== Source material

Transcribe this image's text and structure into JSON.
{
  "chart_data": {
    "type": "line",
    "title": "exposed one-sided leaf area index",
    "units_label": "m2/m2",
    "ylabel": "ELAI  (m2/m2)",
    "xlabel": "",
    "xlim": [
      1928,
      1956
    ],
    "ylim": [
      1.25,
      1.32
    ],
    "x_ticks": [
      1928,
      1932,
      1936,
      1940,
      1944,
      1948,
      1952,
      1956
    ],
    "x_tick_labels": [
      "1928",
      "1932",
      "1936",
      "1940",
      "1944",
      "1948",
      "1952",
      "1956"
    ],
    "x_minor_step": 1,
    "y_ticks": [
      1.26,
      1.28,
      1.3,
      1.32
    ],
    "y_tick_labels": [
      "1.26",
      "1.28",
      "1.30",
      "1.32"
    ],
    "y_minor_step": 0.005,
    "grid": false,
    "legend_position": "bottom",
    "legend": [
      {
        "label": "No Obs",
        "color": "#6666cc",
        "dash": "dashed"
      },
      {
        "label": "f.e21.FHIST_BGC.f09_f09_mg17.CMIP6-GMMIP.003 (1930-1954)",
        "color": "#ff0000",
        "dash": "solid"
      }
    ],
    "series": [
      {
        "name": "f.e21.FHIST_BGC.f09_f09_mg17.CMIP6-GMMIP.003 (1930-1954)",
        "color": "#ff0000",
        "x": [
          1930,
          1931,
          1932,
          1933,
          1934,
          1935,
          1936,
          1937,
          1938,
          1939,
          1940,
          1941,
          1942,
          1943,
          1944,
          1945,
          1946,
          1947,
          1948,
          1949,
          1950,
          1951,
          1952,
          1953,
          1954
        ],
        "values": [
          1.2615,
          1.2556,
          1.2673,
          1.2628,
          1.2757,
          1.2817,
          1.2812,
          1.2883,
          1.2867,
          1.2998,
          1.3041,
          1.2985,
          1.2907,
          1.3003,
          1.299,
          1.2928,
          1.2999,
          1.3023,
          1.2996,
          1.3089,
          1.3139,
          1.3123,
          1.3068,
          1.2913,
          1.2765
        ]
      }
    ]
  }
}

====

Copy all the entries verbatim.

Transcribe this image's text and structure into JSON.
{
  "chart_data": {
    "type": "line",
    "title": "exposed one-sided leaf area index",
    "units_label": "m2/m2",
    "ylabel": "ELAI  (m2/m2)",
    "xlabel": "",
    "xlim": [
      1928,
      1956
    ],
    "ylim": [
      1.25,
      1.32
    ],
    "x_ticks": [
      1928,
      1932,
      1936,
      1940,
      1944,
      1948,
      1952,
      1956
    ],
    "x_tick_labels": [
      "1928",
      "1932",
      "1936",
      "1940",
      "1944",
      "1948",
      "1952",
      "1956"
    ],
    "x_minor_step": 1,
    "y_ticks": [
      1.26,
      1.28,
      1.3,
      1.32
    ],
    "y_tick_labels": [
      "1.26",
      "1.28",
      "1.30",
      "1.32"
    ],
    "y_minor_step": 0.005,
    "grid": false,
    "legend_position": "bottom",
    "legend": [
      {
        "label": "No Obs",
        "color": "#6666cc",
        "dash": "dashed"
      },
      {
        "label": "f.e21.FHIST_BGC.f09_f09_mg17.CMIP6-GMMIP.003 (1930-1954)",
        "color": "#ff0000",
        "dash": "solid"
      }
    ],
    "series": [
      {
        "name": "f.e21.FHIST_BGC.f09_f09_mg17.CMIP6-GMMIP.003 (1930-1954)",
        "color": "#ff0000",
        "x": [
          1930,
          1931,
          1932,
          1933,
          1934,
          1935,
          1936,
          1937,
          1938,
          1939,
          1940,
          1941,
          1942,
          1943,
          1944,
          1945,
          1946,
          1947,
          1948,
          1949,
          1950,
          1951,
          1952,
          1953,
          1954
        ],
        "values": [
          1.2615,
          1.2556,
          1.2673,
          1.2628,
          1.2757,
          1.2817,
          1.2812,
          1.2883,
          1.2867,
          1.2998,
          1.3041,
          1.2985,
          1.2907,
          1.3003,
          1.299,
          1.2928,
          1.2999,
          1.3023,
          1.2996,
          1.3089,
          1.3139,
          1.3123,
          1.3068,
          1.2913,
          1.2765
        ]
      }
    ]
  }
}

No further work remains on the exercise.